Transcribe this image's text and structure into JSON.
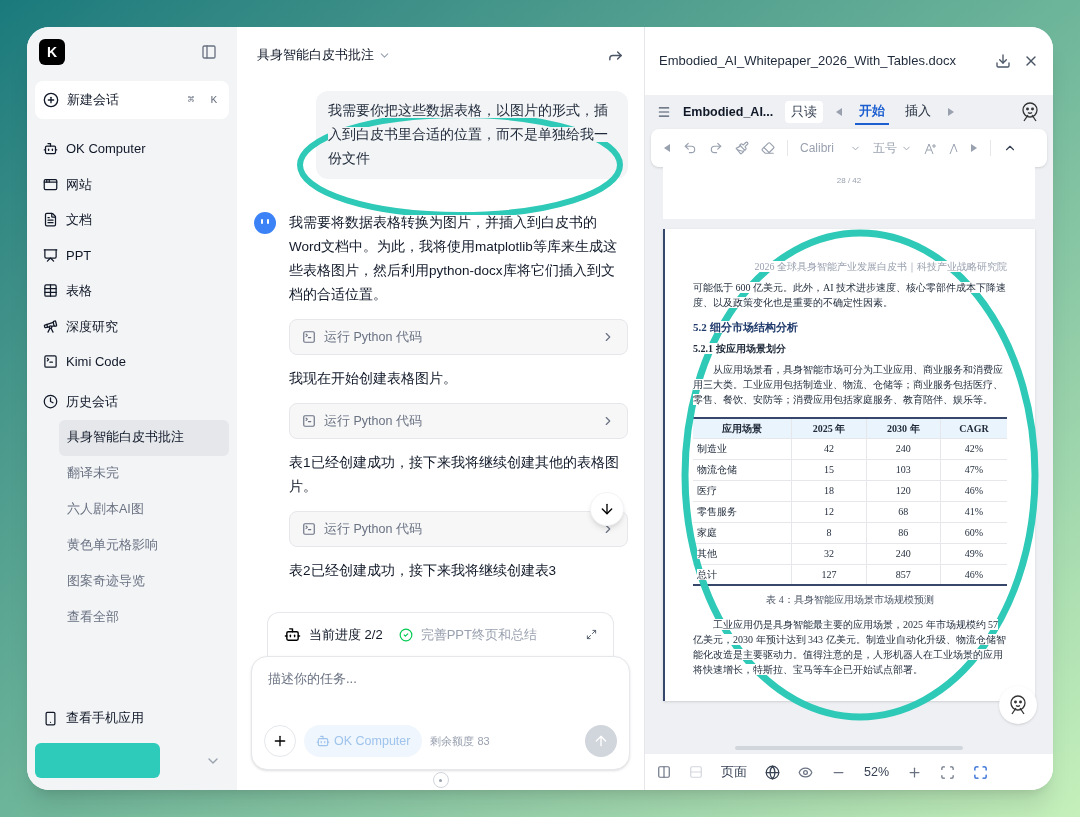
{
  "sidebar": {
    "logo": "K",
    "new_chat": {
      "label": "新建会话",
      "shortcut": [
        "⌘",
        "K"
      ]
    },
    "nav": [
      "OK Computer",
      "网站",
      "文档",
      "PPT",
      "表格",
      "深度研究",
      "Kimi Code"
    ],
    "history": {
      "title": "历史会话",
      "items": [
        {
          "label": "具身智能白皮书批注",
          "selected": true
        },
        {
          "label": "翻译未完",
          "selected": false
        },
        {
          "label": "六人剧本AI图",
          "selected": false
        },
        {
          "label": "黄色单元格影响",
          "selected": false
        },
        {
          "label": "图案奇迹导览",
          "selected": false
        }
      ],
      "view_all": "查看全部"
    },
    "mobile": "查看手机应用"
  },
  "chat": {
    "title": "具身智能白皮书批注",
    "user_message": "我需要你把这些数据表格，以图片的形式，插入到白皮书里合适的位置，而不是单独给我一份文件",
    "messages": [
      {
        "kind": "text",
        "text": "我需要将数据表格转换为图片，并插入到白皮书的Word文档中。为此，我将使用matplotlib等库来生成这些表格图片，然后利用python-docx库将它们插入到文档的合适位置。"
      },
      {
        "kind": "tool",
        "text": "运行 Python 代码"
      },
      {
        "kind": "text",
        "text": "我现在开始创建表格图片。"
      },
      {
        "kind": "tool",
        "text": "运行 Python 代码"
      },
      {
        "kind": "text",
        "text": "表1已经创建成功，接下来我将继续创建其他的表格图片。"
      },
      {
        "kind": "tool",
        "text": "运行 Python 代码"
      },
      {
        "kind": "text",
        "text": "表2已经创建成功，接下来我将继续创建表3"
      }
    ],
    "progress": {
      "label": "当前进度 2/2",
      "step": "完善PPT终页和总结",
      "done": true
    },
    "input": {
      "placeholder": "描述你的任务...",
      "mode": "OK Computer",
      "quota": "剩余额度 83",
      "send_disabled": true
    }
  },
  "document": {
    "title": "Embodied_AI_Whitepaper_2026_With_Tables.docx",
    "short_name": "Embodied_AI...",
    "badge": "只读",
    "tabs": [
      {
        "label": "开始",
        "selected": true
      },
      {
        "label": "插入",
        "selected": false
      }
    ],
    "font": "Calibri",
    "size": "五号",
    "prev_page_number": "28 / 42",
    "page": {
      "header": "2026 全球具身智能产业发展白皮书｜科技产业战略研究院",
      "para1": "可能低于 600 亿美元。此外，AI 技术进步速度、核心零部件成本下降速度、以及政策变化也是重要的不确定性因素。",
      "heading": "5.2 细分市场结构分析",
      "subheading": "5.2.1 按应用场景划分",
      "para2": "从应用场景看，具身智能市场可分为工业应用、商业服务和消费应用三大类。工业应用包括制造业、物流、仓储等；商业服务包括医疗、零售、餐饮、安防等；消费应用包括家庭服务、教育陪伴、娱乐等。",
      "table": {
        "columns": [
          "应用场景",
          "2025 年",
          "2030 年",
          "CAGR"
        ],
        "rows": [
          [
            "制造业",
            "42",
            "240",
            "42%"
          ],
          [
            "物流仓储",
            "15",
            "103",
            "47%"
          ],
          [
            "医疗",
            "18",
            "120",
            "46%"
          ],
          [
            "零售服务",
            "12",
            "68",
            "41%"
          ],
          [
            "家庭",
            "8",
            "86",
            "60%"
          ],
          [
            "其他",
            "32",
            "240",
            "49%"
          ],
          [
            "总计",
            "127",
            "857",
            "46%"
          ]
        ]
      },
      "caption": "表 4：具身智能应用场景市场规模预测",
      "para3": "工业应用仍是具身智能最主要的应用场景，2025 年市场规模约 57 亿美元，2030 年预计达到 343 亿美元。制造业自动化升级、物流仓储智能化改造是主要驱动力。值得注意的是，人形机器人在工业场景的应用将快速增长，特斯拉、宝马等车企已开始试点部署。"
    },
    "status": {
      "view": "页面",
      "zoom": "52%"
    }
  }
}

┄┄┄┄┄┄┄┄┄┄

**Stated problem**
Locate the word "title" in the data above. Copy every line carrying it.

**Exercise output**
      "title": "历史会话",
    "title": "具身智能白皮书批注",
    "title": "Embodied_AI_Whitepaper_2026_With_Tables.docx",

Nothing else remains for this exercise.